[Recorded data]
= = = = = = =
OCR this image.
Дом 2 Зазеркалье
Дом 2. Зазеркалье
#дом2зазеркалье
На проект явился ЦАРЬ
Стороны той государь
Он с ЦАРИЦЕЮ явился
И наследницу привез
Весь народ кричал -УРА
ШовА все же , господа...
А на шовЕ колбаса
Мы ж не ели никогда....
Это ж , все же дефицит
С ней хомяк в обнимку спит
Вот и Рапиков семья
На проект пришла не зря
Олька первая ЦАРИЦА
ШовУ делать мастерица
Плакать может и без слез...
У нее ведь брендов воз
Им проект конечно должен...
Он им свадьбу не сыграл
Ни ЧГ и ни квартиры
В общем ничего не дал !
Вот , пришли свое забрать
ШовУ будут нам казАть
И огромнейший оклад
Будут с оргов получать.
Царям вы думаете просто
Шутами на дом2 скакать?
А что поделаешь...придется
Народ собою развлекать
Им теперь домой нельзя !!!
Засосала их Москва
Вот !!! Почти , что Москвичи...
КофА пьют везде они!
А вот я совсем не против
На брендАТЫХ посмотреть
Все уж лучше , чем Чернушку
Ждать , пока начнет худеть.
= = = = = = =
The request
Repeat each record in full; every line must match exactly.

Written answer
OCR this image.
Дом 2 Зазеркалье
Дом 2. Зазеркалье
#дом2зазеркалье
На проект явился ЦАРЬ
Стороны той государь
Он с ЦАРИЦЕЮ явился
И наследницу привез
Весь народ кричал -УРА
ШовА все же , господа...
А на шовЕ колбаса
Мы ж не ели никогда....
Это ж , все же дефицит
С ней хомяк в обнимку спит
Вот и Рапиков семья
На проект пришла не зря
Олька первая ЦАРИЦА
ШовУ делать мастерица
Плакать может и без слез...
У нее ведь брендов воз
Им проект конечно должен...
Он им свадьбу не сыграл
Ни ЧГ и ни квартиры
В общем ничего не дал !
Вот , пришли свое забрать
ШовУ будут нам казАть
И огромнейший оклад
Будут с оргов получать.
Царям вы думаете просто
Шутами на дом2 скакать?
А что поделаешь...придется
Народ собою развлекать
Им теперь домой нельзя !!!
Засосала их Москва
Вот !!! Почти , что Москвичи...
КофА пьют везде они!
А вот я совсем не против
На брендАТЫХ посмотреть
Все уж лучше , чем Чернушку
Ждать , пока начнет худеть.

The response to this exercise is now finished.